Say how many lines of the listing below contain "this", giving the number and nothing else.
-- Begin Data shown --
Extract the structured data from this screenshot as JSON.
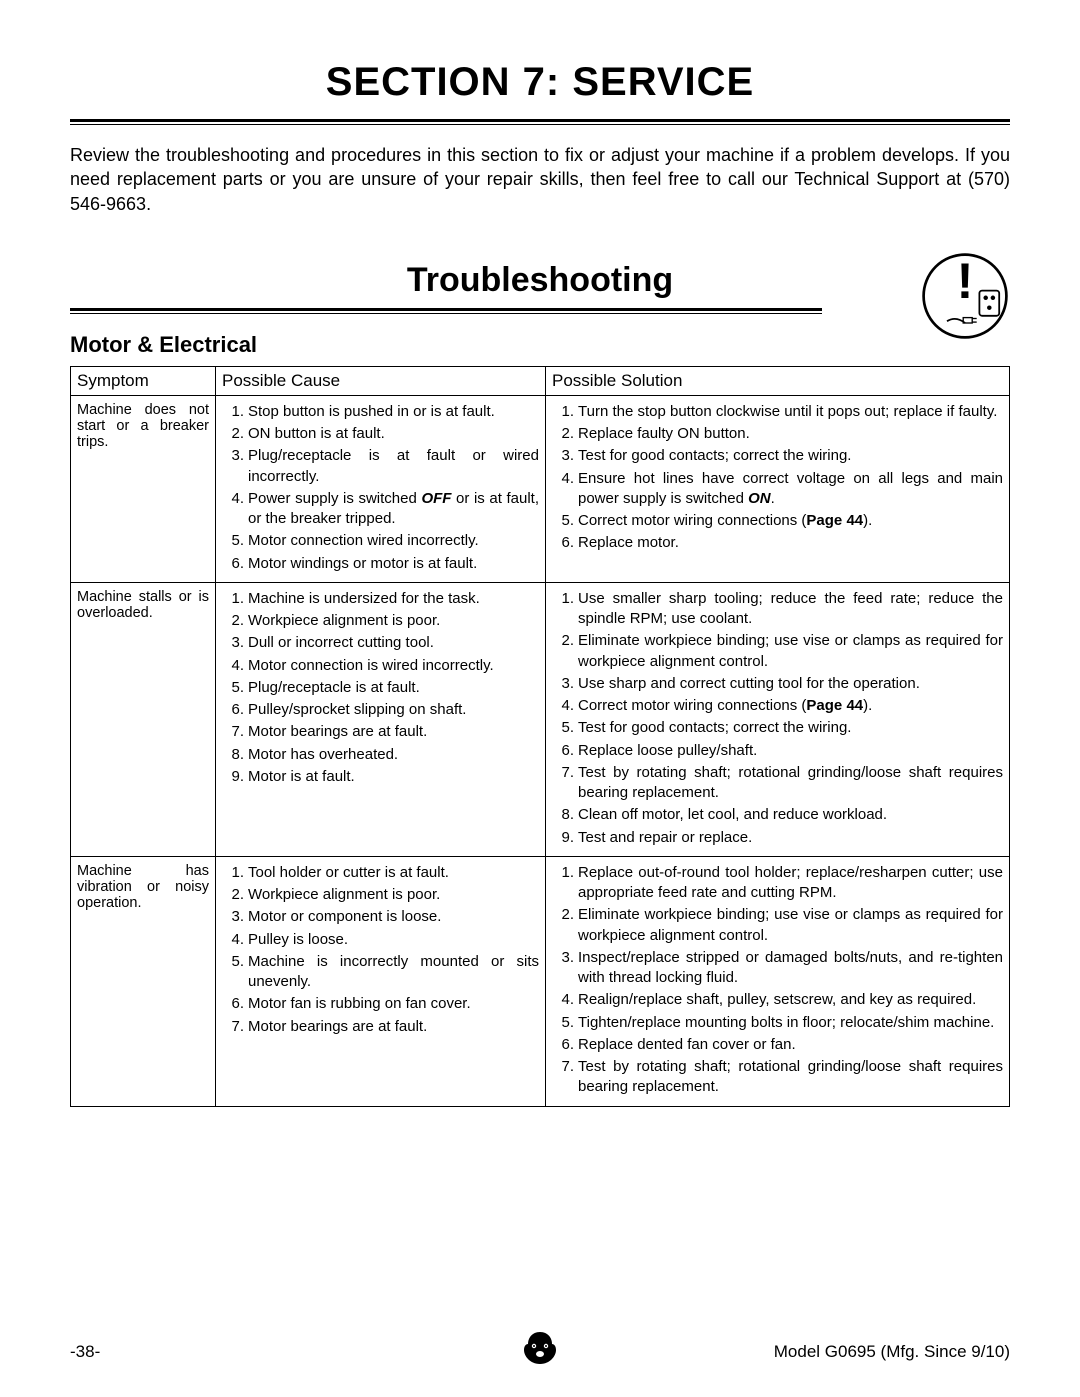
{
  "section_title": "SECTION 7: SERVICE",
  "intro": "Review the troubleshooting and procedures in this section to fix or adjust your machine if a problem develops. If you need replacement parts or you are unsure of your repair skills, then feel free to call our Technical Support at (570) 546-9663.",
  "sub_title": "Troubleshooting",
  "category": "Motor & Electrical",
  "headers": {
    "symptom": "Symptom",
    "cause": "Possible Cause",
    "solution": "Possible Solution"
  },
  "rows": [
    {
      "symptom": "Machine does not start or a breaker trips.",
      "causes": [
        "Stop button is pushed in or is at fault.",
        "ON button is at fault.",
        "Plug/receptacle is at fault or wired incorrectly.",
        "Power supply is switched <b><i>OFF</i></b> or is at fault, or the breaker tripped.",
        "Motor connection wired incorrectly.",
        "Motor windings or motor is at fault."
      ],
      "solutions": [
        "Turn the stop button clockwise until it pops out; replace if faulty.",
        "Replace faulty ON button.",
        "Test for good contacts; correct the wiring.",
        "Ensure hot lines have correct voltage on all legs and main power supply is switched <b><i>ON</i></b>.",
        "Correct motor wiring connections (<b>Page 44</b>).",
        "Replace motor."
      ]
    },
    {
      "symptom": "Machine stalls or is overloaded.",
      "causes": [
        "Machine is undersized for the task.",
        "Workpiece alignment is poor.",
        "Dull or incorrect cutting tool.",
        "Motor connection is wired incorrectly.",
        "Plug/receptacle is at fault.",
        "Pulley/sprocket slipping on shaft.",
        "Motor bearings are at fault.",
        "Motor has overheated.",
        "Motor is at fault."
      ],
      "solutions": [
        "Use smaller sharp tooling; reduce the feed rate; reduce the spindle RPM; use coolant.",
        "Eliminate workpiece binding; use vise or clamps as required for workpiece alignment control.",
        "Use sharp and correct cutting tool for the operation.",
        "Correct motor wiring connections (<b>Page 44</b>).",
        "Test for good contacts; correct the wiring.",
        "Replace loose pulley/shaft.",
        "Test by rotating shaft; rotational grinding/loose shaft requires bearing replacement.",
        "Clean off motor, let cool, and reduce workload.",
        "Test and repair or replace."
      ]
    },
    {
      "symptom": "Machine has vibration or noisy operation.",
      "causes": [
        "Tool holder or cutter is at fault.",
        "Workpiece alignment is poor.",
        "Motor or component is loose.",
        "Pulley is loose.",
        "Machine is incorrectly mounted or sits unevenly.",
        "Motor fan is rubbing on fan cover.",
        "Motor bearings are at fault."
      ],
      "solutions": [
        "Replace out-of-round tool holder; replace/resharpen cutter; use appropriate feed rate and cutting RPM.",
        "Eliminate workpiece binding; use vise or clamps as required for workpiece alignment control.",
        "Inspect/replace stripped or damaged bolts/nuts, and re-tighten with thread locking fluid.",
        "Realign/replace shaft, pulley, setscrew, and key as required.",
        "Tighten/replace mounting bolts in floor; relocate/shim machine.",
        "Replace dented fan cover or fan.",
        "Test by rotating shaft; rotational grinding/loose shaft requires bearing replacement."
      ]
    }
  ],
  "footer": {
    "page": "-38-",
    "model": "Model G0695 (Mfg. Since 9/10)"
  }
}
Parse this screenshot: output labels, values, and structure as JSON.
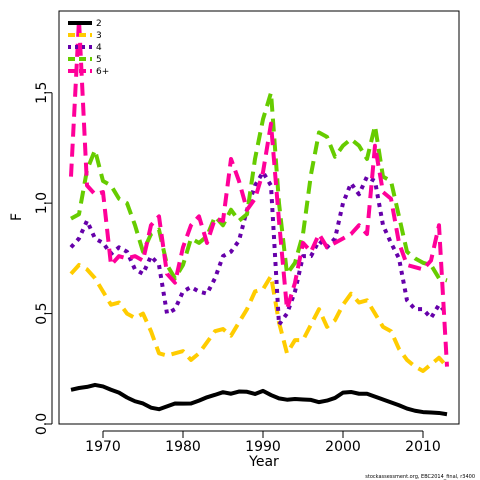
{
  "chart_data": {
    "type": "line",
    "xlabel": "Year",
    "ylabel": "F",
    "xlim": [
      1964.5,
      2014.5
    ],
    "ylim": [
      0,
      1.87
    ],
    "x_ticks": [
      1970,
      1980,
      1990,
      2000,
      2010
    ],
    "y_ticks": [
      0.0,
      0.5,
      1.0,
      1.5
    ],
    "y_tick_labels": [
      "0.0",
      "0.5",
      "1.0",
      "1.5"
    ],
    "grid": false,
    "legend_placement": "top-left",
    "caption": "stockassessment.org, EBC2014_final, r3400",
    "series": [
      {
        "name": "2",
        "color": "#000000",
        "dash": "solid",
        "x": [
          1966,
          1967,
          1968,
          1969,
          1970,
          1971,
          1972,
          1973,
          1974,
          1975,
          1976,
          1977,
          1978,
          1979,
          1980,
          1981,
          1982,
          1983,
          1984,
          1985,
          1986,
          1987,
          1988,
          1989,
          1990,
          1991,
          1992,
          1993,
          1994,
          1995,
          1996,
          1997,
          1998,
          1999,
          2000,
          2001,
          2002,
          2003,
          2004,
          2005,
          2006,
          2007,
          2008,
          2009,
          2010,
          2011,
          2012,
          2013
        ],
        "values": [
          0.155,
          0.163,
          0.168,
          0.177,
          0.17,
          0.155,
          0.142,
          0.12,
          0.103,
          0.093,
          0.074,
          0.067,
          0.08,
          0.093,
          0.092,
          0.093,
          0.106,
          0.121,
          0.132,
          0.144,
          0.137,
          0.147,
          0.146,
          0.136,
          0.15,
          0.131,
          0.116,
          0.11,
          0.113,
          0.111,
          0.109,
          0.099,
          0.106,
          0.118,
          0.142,
          0.145,
          0.137,
          0.137,
          0.124,
          0.111,
          0.098,
          0.085,
          0.07,
          0.06,
          0.054,
          0.052,
          0.05,
          0.044
        ]
      },
      {
        "name": "3",
        "color": "#ffcc00",
        "dash": "dashed",
        "x": [
          1966,
          1967,
          1968,
          1969,
          1970,
          1971,
          1972,
          1973,
          1974,
          1975,
          1976,
          1977,
          1978,
          1979,
          1980,
          1981,
          1982,
          1983,
          1984,
          1985,
          1986,
          1987,
          1988,
          1989,
          1990,
          1991,
          1992,
          1993,
          1994,
          1995,
          1996,
          1997,
          1998,
          1999,
          2000,
          2001,
          2002,
          2003,
          2004,
          2005,
          2006,
          2007,
          2008,
          2009,
          2010,
          2011,
          2012,
          2013
        ],
        "values": [
          0.68,
          0.72,
          0.7,
          0.66,
          0.6,
          0.54,
          0.55,
          0.5,
          0.48,
          0.5,
          0.42,
          0.32,
          0.31,
          0.32,
          0.33,
          0.29,
          0.32,
          0.37,
          0.42,
          0.43,
          0.4,
          0.46,
          0.52,
          0.6,
          0.61,
          0.67,
          0.46,
          0.32,
          0.38,
          0.38,
          0.45,
          0.52,
          0.44,
          0.47,
          0.54,
          0.59,
          0.55,
          0.56,
          0.5,
          0.44,
          0.42,
          0.34,
          0.29,
          0.26,
          0.24,
          0.27,
          0.3,
          0.26
        ]
      },
      {
        "name": "4",
        "color": "#6600aa",
        "dash": "dotted",
        "x": [
          1966,
          1967,
          1968,
          1969,
          1970,
          1971,
          1972,
          1973,
          1974,
          1975,
          1976,
          1977,
          1978,
          1979,
          1980,
          1981,
          1982,
          1983,
          1984,
          1985,
          1986,
          1987,
          1988,
          1989,
          1990,
          1991,
          1992,
          1993,
          1994,
          1995,
          1996,
          1997,
          1998,
          1999,
          2000,
          2001,
          2002,
          2003,
          2004,
          2005,
          2006,
          2007,
          2008,
          2009,
          2010,
          2011,
          2012,
          2013
        ],
        "values": [
          0.8,
          0.84,
          0.92,
          0.84,
          0.82,
          0.77,
          0.8,
          0.78,
          0.7,
          0.68,
          0.76,
          0.72,
          0.5,
          0.52,
          0.6,
          0.62,
          0.6,
          0.59,
          0.66,
          0.76,
          0.78,
          0.83,
          0.97,
          1.08,
          1.14,
          1.08,
          0.45,
          0.5,
          0.6,
          0.76,
          0.76,
          0.83,
          0.8,
          0.84,
          1.0,
          1.09,
          1.04,
          1.12,
          1.1,
          0.9,
          0.82,
          0.75,
          0.56,
          0.52,
          0.52,
          0.48,
          0.54,
          0.5
        ]
      },
      {
        "name": "5",
        "color": "#66cc00",
        "dash": "dashed",
        "x": [
          1966,
          1967,
          1968,
          1969,
          1970,
          1971,
          1972,
          1973,
          1974,
          1975,
          1976,
          1977,
          1978,
          1979,
          1980,
          1981,
          1982,
          1983,
          1984,
          1985,
          1986,
          1987,
          1988,
          1989,
          1990,
          1991,
          1992,
          1993,
          1994,
          1995,
          1996,
          1997,
          1998,
          1999,
          2000,
          2001,
          2002,
          2003,
          2004,
          2005,
          2006,
          2007,
          2008,
          2009,
          2010,
          2011,
          2012,
          2013
        ],
        "values": [
          0.93,
          0.95,
          1.15,
          1.24,
          1.1,
          1.08,
          1.02,
          1.0,
          0.9,
          0.78,
          0.86,
          0.88,
          0.72,
          0.66,
          0.72,
          0.84,
          0.82,
          0.85,
          0.94,
          0.9,
          0.97,
          0.92,
          0.95,
          1.2,
          1.38,
          1.5,
          1.0,
          0.68,
          0.73,
          0.86,
          1.13,
          1.32,
          1.3,
          1.21,
          1.26,
          1.29,
          1.26,
          1.2,
          1.35,
          1.12,
          1.1,
          0.94,
          0.78,
          0.75,
          0.73,
          0.72,
          0.66,
          0.65
        ]
      },
      {
        "name": "6+",
        "color": "#ff0099",
        "dash": "dashed",
        "x": [
          1966,
          1967,
          1968,
          1969,
          1970,
          1971,
          1972,
          1973,
          1974,
          1975,
          1976,
          1977,
          1978,
          1979,
          1980,
          1981,
          1982,
          1983,
          1984,
          1985,
          1986,
          1987,
          1988,
          1989,
          1990,
          1991,
          1992,
          1993,
          1994,
          1995,
          1996,
          1997,
          1998,
          1999,
          2000,
          2001,
          2002,
          2003,
          2004,
          2005,
          2006,
          2007,
          2008,
          2009,
          2010,
          2011,
          2012,
          2013
        ],
        "values": [
          1.12,
          1.83,
          1.08,
          1.04,
          1.05,
          0.72,
          0.76,
          0.75,
          0.76,
          0.74,
          0.9,
          0.94,
          0.68,
          0.64,
          0.8,
          0.9,
          0.94,
          0.82,
          0.93,
          0.92,
          1.2,
          1.1,
          0.97,
          1.02,
          1.14,
          1.36,
          0.92,
          0.52,
          0.64,
          0.82,
          0.78,
          0.86,
          0.8,
          0.82,
          0.84,
          0.86,
          0.9,
          0.86,
          1.26,
          1.05,
          1.02,
          0.82,
          0.72,
          0.71,
          0.7,
          0.74,
          0.9,
          0.26
        ]
      }
    ]
  }
}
-- End Data shown --
Expected output
3